* What you have to do *
Please give the listing again, word for word, with nothing left out.

* Figure data in JSON *

-=-=-

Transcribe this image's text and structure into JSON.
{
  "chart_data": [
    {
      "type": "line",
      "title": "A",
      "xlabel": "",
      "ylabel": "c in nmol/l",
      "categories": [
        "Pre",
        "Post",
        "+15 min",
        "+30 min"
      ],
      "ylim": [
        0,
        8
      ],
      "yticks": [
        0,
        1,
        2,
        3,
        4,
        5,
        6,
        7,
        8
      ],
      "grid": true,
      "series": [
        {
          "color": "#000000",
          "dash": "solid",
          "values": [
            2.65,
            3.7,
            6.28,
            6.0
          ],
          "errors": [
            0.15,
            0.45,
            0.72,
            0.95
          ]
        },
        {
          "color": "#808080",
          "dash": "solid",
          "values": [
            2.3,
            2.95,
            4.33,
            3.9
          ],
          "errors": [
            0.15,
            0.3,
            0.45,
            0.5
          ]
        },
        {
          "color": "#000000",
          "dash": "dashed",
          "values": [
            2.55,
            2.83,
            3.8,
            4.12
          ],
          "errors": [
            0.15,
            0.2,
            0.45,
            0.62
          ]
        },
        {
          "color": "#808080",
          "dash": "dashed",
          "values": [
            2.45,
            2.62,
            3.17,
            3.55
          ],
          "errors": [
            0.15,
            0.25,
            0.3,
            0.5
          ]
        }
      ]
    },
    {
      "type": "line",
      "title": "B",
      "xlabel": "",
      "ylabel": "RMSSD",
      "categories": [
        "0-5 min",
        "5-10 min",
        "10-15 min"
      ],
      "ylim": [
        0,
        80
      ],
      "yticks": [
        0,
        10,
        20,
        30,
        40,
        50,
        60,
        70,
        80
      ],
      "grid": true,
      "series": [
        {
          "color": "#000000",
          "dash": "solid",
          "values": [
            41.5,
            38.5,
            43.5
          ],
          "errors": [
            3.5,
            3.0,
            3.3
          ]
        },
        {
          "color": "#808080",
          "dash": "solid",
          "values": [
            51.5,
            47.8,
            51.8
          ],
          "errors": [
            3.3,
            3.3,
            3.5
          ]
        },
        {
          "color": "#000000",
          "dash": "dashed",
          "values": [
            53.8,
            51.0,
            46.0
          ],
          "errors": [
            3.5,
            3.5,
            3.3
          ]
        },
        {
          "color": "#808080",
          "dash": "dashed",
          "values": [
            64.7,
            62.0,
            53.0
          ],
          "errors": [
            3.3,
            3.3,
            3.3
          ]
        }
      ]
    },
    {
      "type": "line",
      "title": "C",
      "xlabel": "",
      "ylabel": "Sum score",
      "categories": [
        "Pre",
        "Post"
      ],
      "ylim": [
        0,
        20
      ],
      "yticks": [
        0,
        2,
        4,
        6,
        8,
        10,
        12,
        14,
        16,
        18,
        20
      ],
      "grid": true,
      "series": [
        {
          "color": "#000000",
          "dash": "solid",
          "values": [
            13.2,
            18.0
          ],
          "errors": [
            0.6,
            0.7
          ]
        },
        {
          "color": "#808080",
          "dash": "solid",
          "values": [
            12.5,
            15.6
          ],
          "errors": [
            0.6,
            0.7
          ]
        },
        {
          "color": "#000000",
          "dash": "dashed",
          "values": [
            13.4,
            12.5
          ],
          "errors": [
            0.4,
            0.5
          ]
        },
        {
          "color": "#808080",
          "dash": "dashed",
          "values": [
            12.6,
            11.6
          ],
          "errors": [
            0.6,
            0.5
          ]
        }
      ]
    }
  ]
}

-=-=-

* Expected answer *
Transcribe this image's text and structure into JSON.
{
  "chart_data": [
    {
      "type": "line",
      "title": "A",
      "xlabel": "",
      "ylabel": "c in nmol/l",
      "categories": [
        "Pre",
        "Post",
        "+15 min",
        "+30 min"
      ],
      "ylim": [
        0,
        8
      ],
      "yticks": [
        0,
        1,
        2,
        3,
        4,
        5,
        6,
        7,
        8
      ],
      "grid": true,
      "series": [
        {
          "color": "#000000",
          "dash": "solid",
          "values": [
            2.65,
            3.7,
            6.28,
            6.0
          ],
          "errors": [
            0.15,
            0.45,
            0.72,
            0.95
          ]
        },
        {
          "color": "#808080",
          "dash": "solid",
          "values": [
            2.3,
            2.95,
            4.33,
            3.9
          ],
          "errors": [
            0.15,
            0.3,
            0.45,
            0.5
          ]
        },
        {
          "color": "#000000",
          "dash": "dashed",
          "values": [
            2.55,
            2.83,
            3.8,
            4.12
          ],
          "errors": [
            0.15,
            0.2,
            0.45,
            0.62
          ]
        },
        {
          "color": "#808080",
          "dash": "dashed",
          "values": [
            2.45,
            2.62,
            3.17,
            3.55
          ],
          "errors": [
            0.15,
            0.25,
            0.3,
            0.5
          ]
        }
      ]
    },
    {
      "type": "line",
      "title": "B",
      "xlabel": "",
      "ylabel": "RMSSD",
      "categories": [
        "0-5 min",
        "5-10 min",
        "10-15 min"
      ],
      "ylim": [
        0,
        80
      ],
      "yticks": [
        0,
        10,
        20,
        30,
        40,
        50,
        60,
        70,
        80
      ],
      "grid": true,
      "series": [
        {
          "color": "#000000",
          "dash": "solid",
          "values": [
            41.5,
            38.5,
            43.5
          ],
          "errors": [
            3.5,
            3.0,
            3.3
          ]
        },
        {
          "color": "#808080",
          "dash": "solid",
          "values": [
            51.5,
            47.8,
            51.8
          ],
          "errors": [
            3.3,
            3.3,
            3.5
          ]
        },
        {
          "color": "#000000",
          "dash": "dashed",
          "values": [
            53.8,
            51.0,
            46.0
          ],
          "errors": [
            3.5,
            3.5,
            3.3
          ]
        },
        {
          "color": "#808080",
          "dash": "dashed",
          "values": [
            64.7,
            62.0,
            53.0
          ],
          "errors": [
            3.3,
            3.3,
            3.3
          ]
        }
      ]
    },
    {
      "type": "line",
      "title": "C",
      "xlabel": "",
      "ylabel": "Sum score",
      "categories": [
        "Pre",
        "Post"
      ],
      "ylim": [
        0,
        20
      ],
      "yticks": [
        0,
        2,
        4,
        6,
        8,
        10,
        12,
        14,
        16,
        18,
        20
      ],
      "grid": true,
      "series": [
        {
          "color": "#000000",
          "dash": "solid",
          "values": [
            13.2,
            18.0
          ],
          "errors": [
            0.6,
            0.7
          ]
        },
        {
          "color": "#808080",
          "dash": "solid",
          "values": [
            12.5,
            15.6
          ],
          "errors": [
            0.6,
            0.7
          ]
        },
        {
          "color": "#000000",
          "dash": "dashed",
          "values": [
            13.4,
            12.5
          ],
          "errors": [
            0.4,
            0.5
          ]
        },
        {
          "color": "#808080",
          "dash": "dashed",
          "values": [
            12.6,
            11.6
          ],
          "errors": [
            0.6,
            0.5
          ]
        }
      ]
    }
  ]
}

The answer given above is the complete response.